Raw data:
>>>>

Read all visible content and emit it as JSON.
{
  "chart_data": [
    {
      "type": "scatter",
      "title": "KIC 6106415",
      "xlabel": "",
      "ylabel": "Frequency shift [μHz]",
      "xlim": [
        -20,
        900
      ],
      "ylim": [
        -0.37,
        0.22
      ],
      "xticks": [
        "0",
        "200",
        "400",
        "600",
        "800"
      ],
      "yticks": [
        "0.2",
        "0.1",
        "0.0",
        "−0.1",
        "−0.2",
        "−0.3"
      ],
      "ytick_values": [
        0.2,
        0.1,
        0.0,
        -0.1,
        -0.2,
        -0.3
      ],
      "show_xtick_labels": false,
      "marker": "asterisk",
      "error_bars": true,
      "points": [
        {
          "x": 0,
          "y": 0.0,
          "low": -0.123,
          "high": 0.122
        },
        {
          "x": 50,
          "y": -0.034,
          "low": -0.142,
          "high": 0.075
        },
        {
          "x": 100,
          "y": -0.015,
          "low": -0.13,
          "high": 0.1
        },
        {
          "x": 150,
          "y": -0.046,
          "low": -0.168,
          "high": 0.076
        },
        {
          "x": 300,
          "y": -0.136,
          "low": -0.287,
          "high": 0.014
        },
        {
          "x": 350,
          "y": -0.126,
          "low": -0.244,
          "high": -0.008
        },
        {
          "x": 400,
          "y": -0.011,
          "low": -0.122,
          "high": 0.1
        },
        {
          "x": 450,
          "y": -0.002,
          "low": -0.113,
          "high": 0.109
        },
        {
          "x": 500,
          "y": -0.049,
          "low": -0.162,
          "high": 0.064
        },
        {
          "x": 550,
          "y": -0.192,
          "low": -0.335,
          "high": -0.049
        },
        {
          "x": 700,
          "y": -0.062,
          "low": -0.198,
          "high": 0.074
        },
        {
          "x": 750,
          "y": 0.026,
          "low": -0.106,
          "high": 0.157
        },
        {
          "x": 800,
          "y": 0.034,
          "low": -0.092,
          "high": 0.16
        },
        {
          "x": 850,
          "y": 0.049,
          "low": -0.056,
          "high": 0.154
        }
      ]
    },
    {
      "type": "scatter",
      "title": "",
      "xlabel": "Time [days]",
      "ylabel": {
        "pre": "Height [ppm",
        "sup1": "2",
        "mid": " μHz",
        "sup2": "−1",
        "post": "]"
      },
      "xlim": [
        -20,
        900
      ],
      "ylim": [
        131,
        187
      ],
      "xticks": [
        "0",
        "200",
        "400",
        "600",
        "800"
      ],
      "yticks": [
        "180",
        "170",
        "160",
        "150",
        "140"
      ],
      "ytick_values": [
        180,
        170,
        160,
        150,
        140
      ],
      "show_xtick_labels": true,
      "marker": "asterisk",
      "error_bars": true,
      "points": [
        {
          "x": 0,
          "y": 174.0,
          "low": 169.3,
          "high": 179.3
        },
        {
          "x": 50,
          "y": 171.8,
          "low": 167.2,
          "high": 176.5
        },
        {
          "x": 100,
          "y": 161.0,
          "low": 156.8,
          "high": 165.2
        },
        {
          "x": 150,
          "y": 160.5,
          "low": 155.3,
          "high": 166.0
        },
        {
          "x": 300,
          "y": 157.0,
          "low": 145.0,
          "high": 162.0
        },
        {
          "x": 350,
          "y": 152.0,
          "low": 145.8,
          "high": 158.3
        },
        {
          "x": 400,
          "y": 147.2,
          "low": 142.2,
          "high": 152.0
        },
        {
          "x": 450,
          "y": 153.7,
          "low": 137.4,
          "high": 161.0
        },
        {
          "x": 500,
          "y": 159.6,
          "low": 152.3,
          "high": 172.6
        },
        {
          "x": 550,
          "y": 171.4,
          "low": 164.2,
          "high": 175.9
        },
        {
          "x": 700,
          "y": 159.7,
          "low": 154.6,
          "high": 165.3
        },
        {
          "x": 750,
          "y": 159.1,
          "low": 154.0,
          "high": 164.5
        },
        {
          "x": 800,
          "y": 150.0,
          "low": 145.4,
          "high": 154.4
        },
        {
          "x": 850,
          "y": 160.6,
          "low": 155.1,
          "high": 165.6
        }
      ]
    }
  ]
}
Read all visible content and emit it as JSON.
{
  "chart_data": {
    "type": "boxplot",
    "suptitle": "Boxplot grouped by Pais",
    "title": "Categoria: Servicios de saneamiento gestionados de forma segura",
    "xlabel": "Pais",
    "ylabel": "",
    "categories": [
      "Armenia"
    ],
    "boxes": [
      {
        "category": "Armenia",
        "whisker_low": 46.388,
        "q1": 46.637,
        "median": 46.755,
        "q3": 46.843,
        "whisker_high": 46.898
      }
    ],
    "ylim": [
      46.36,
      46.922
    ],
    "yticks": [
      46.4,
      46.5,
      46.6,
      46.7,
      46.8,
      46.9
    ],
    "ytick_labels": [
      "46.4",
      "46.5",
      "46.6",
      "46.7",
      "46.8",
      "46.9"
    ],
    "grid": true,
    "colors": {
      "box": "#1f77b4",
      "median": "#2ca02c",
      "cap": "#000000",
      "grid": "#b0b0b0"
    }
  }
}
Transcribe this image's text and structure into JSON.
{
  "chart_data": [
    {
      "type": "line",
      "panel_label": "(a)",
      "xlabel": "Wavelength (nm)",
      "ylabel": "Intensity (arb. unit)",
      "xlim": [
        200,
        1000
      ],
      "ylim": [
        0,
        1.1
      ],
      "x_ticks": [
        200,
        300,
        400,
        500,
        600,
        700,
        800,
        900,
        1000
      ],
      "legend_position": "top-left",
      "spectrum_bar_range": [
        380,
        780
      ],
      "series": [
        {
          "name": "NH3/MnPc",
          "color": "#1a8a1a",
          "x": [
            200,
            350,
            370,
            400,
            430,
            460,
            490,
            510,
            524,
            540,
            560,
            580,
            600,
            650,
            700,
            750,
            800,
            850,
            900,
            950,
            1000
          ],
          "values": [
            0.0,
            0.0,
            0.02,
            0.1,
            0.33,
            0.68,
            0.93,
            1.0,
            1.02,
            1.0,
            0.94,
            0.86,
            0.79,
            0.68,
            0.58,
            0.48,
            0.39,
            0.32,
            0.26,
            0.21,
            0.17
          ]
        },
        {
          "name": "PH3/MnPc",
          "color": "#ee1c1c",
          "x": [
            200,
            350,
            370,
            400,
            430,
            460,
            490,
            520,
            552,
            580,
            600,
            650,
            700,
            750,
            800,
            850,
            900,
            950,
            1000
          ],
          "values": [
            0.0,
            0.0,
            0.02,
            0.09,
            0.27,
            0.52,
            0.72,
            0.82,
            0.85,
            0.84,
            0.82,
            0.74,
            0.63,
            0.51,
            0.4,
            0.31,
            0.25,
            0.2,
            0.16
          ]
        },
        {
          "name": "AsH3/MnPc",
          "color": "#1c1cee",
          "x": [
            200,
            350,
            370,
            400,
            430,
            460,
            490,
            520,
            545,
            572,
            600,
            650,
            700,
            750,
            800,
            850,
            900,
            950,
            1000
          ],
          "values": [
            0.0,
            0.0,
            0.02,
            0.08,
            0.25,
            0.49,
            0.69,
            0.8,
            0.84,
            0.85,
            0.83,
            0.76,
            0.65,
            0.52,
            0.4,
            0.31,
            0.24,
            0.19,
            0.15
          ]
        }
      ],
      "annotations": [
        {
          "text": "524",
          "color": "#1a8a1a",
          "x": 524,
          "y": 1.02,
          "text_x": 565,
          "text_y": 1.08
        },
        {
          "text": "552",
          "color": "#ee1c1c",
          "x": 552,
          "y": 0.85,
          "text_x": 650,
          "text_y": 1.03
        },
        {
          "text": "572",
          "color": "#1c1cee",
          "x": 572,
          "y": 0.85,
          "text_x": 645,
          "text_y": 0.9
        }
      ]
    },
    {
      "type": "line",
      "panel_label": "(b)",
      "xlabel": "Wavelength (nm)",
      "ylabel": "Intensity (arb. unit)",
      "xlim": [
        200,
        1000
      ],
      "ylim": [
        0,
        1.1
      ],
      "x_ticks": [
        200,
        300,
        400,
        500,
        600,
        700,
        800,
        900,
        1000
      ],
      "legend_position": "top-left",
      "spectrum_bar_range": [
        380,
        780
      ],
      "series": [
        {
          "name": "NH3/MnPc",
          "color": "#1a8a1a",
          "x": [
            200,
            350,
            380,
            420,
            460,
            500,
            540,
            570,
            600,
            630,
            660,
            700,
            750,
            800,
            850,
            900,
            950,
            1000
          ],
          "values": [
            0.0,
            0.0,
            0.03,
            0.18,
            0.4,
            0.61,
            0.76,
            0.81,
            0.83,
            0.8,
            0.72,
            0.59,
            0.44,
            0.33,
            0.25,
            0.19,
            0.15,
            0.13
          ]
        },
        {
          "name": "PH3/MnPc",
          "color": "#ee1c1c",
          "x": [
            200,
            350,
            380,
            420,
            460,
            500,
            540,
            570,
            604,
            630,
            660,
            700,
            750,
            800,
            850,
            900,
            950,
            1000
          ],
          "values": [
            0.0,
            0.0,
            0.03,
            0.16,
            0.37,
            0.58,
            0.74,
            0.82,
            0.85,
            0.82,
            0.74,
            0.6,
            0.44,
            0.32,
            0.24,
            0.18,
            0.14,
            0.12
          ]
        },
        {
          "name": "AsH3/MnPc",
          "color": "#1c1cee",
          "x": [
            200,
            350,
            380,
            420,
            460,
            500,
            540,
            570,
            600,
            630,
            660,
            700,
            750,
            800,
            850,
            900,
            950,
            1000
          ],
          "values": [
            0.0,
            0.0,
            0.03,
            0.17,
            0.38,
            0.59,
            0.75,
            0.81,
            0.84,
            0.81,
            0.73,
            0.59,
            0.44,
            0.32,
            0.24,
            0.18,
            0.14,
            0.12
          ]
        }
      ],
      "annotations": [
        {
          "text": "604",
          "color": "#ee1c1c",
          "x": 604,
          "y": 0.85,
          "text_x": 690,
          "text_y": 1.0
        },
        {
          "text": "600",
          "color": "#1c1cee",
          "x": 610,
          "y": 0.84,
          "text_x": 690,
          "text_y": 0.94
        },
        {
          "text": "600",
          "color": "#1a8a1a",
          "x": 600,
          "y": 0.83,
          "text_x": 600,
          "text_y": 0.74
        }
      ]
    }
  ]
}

<<<<

To do:
Determine the number of lines containing "Pais". Write only that number.

Solution to the exercise:
2